Information Block Start
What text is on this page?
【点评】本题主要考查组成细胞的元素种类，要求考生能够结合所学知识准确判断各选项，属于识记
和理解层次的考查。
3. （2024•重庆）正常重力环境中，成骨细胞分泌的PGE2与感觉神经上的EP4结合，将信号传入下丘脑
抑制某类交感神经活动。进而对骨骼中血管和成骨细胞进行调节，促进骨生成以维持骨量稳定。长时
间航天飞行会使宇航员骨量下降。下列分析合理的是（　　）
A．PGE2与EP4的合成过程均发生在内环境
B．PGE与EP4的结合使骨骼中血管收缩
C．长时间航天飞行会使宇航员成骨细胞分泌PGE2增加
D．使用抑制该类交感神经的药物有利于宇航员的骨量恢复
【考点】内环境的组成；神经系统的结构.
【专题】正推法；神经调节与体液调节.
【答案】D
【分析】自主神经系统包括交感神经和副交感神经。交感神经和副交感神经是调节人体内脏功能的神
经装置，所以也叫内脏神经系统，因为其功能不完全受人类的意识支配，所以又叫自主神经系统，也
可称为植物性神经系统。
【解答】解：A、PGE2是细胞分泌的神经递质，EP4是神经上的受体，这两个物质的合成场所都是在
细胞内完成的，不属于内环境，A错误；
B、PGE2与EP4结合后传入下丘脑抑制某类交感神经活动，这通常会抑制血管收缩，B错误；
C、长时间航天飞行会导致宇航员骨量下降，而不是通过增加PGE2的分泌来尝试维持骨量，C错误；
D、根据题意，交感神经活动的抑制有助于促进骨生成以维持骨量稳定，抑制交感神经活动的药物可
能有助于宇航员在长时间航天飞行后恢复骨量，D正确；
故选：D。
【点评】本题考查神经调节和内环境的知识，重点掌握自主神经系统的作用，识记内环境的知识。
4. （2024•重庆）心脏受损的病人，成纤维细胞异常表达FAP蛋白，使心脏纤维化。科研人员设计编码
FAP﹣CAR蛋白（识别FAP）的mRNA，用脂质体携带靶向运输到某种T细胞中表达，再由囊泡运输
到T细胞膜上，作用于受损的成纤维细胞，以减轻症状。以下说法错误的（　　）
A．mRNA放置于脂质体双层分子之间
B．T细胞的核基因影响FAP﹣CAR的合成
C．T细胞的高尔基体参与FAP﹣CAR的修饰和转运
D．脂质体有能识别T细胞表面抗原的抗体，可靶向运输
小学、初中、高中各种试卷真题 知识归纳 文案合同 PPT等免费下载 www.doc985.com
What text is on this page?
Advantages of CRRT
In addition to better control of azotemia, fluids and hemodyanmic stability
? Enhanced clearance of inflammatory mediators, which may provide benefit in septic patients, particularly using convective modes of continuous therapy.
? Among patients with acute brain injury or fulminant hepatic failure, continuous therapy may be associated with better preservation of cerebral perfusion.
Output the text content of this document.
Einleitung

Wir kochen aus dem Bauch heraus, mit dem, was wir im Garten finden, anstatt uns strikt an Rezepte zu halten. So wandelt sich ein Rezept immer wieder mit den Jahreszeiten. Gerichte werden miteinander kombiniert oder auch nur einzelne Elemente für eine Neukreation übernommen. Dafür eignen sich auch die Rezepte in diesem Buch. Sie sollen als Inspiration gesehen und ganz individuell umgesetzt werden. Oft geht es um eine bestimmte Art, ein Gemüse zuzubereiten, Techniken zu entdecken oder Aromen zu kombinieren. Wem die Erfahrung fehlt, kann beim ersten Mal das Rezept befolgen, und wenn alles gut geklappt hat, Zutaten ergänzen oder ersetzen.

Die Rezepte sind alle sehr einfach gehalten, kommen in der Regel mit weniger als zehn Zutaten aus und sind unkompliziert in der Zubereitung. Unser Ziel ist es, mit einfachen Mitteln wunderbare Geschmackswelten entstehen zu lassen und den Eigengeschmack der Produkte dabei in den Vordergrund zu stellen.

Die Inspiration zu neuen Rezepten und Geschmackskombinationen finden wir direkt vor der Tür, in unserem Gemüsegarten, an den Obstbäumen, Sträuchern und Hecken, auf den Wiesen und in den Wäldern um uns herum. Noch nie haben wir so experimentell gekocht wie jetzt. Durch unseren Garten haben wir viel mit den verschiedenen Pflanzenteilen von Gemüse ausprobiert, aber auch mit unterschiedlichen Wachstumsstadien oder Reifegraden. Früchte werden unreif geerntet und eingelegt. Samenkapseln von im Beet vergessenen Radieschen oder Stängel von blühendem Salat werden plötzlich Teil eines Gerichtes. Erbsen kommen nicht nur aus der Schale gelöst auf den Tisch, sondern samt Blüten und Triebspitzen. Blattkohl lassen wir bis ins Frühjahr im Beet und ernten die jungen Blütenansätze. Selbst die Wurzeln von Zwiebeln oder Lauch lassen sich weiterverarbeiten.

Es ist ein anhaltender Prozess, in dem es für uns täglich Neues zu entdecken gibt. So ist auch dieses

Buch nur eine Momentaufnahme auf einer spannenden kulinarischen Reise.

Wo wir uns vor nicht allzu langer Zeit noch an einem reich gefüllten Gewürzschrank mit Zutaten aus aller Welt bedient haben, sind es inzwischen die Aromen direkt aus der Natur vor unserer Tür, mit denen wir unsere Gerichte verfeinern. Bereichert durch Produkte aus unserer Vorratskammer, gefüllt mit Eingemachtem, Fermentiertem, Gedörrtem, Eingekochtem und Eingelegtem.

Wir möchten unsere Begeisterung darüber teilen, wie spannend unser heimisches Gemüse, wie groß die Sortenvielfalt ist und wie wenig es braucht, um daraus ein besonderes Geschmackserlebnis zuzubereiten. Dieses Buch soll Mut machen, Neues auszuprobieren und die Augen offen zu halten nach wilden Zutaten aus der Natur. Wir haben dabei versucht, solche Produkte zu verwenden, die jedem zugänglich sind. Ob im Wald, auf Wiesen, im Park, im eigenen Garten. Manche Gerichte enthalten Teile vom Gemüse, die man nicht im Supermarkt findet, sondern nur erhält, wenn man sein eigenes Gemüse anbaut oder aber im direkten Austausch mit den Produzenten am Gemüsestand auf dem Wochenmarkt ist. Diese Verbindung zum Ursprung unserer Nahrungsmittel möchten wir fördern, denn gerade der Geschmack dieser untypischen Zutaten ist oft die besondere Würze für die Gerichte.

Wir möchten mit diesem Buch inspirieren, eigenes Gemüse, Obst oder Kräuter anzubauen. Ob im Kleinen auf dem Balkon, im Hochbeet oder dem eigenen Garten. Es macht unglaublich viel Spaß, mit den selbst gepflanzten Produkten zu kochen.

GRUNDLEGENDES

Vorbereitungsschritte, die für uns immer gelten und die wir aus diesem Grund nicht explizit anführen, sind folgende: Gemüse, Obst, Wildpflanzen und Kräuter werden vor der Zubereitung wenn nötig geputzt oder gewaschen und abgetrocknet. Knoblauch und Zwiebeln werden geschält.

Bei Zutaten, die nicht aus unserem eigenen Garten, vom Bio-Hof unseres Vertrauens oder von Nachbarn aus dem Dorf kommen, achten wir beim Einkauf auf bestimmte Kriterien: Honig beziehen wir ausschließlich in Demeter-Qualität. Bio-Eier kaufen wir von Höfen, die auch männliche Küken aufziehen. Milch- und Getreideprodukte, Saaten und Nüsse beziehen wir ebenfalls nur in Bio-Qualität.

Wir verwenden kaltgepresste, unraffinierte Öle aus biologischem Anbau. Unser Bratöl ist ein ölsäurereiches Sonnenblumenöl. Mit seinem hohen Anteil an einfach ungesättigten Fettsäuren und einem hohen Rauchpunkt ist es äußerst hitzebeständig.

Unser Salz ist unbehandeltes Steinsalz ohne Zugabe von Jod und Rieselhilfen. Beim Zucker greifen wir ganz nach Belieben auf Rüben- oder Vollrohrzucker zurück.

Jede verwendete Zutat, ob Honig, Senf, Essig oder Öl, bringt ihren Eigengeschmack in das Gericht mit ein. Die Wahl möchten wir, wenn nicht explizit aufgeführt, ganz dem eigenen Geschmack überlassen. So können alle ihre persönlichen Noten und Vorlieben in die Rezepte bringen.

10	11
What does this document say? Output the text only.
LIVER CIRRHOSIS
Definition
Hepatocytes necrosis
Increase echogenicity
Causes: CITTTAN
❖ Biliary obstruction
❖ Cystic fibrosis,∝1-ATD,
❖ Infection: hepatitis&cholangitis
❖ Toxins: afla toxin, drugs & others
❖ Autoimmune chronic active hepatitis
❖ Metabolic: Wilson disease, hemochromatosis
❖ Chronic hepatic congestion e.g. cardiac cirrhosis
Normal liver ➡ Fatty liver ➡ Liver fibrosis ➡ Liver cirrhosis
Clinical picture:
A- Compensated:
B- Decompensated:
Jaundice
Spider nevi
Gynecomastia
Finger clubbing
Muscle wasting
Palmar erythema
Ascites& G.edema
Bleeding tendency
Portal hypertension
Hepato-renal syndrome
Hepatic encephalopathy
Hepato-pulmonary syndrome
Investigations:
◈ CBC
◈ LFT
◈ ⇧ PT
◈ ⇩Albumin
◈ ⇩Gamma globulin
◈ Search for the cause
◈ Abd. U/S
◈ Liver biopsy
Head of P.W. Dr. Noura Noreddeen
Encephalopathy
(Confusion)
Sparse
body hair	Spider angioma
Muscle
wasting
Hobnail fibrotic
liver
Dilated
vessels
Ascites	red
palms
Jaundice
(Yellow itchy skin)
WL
Information Block End
Exercise brief:
Every line above with the string "hepatitis" in it should be copied into the answer.

Result of this task:
❖ Infection: hepatitis&cholangitis
❖ Autoimmune chronic active hepatitis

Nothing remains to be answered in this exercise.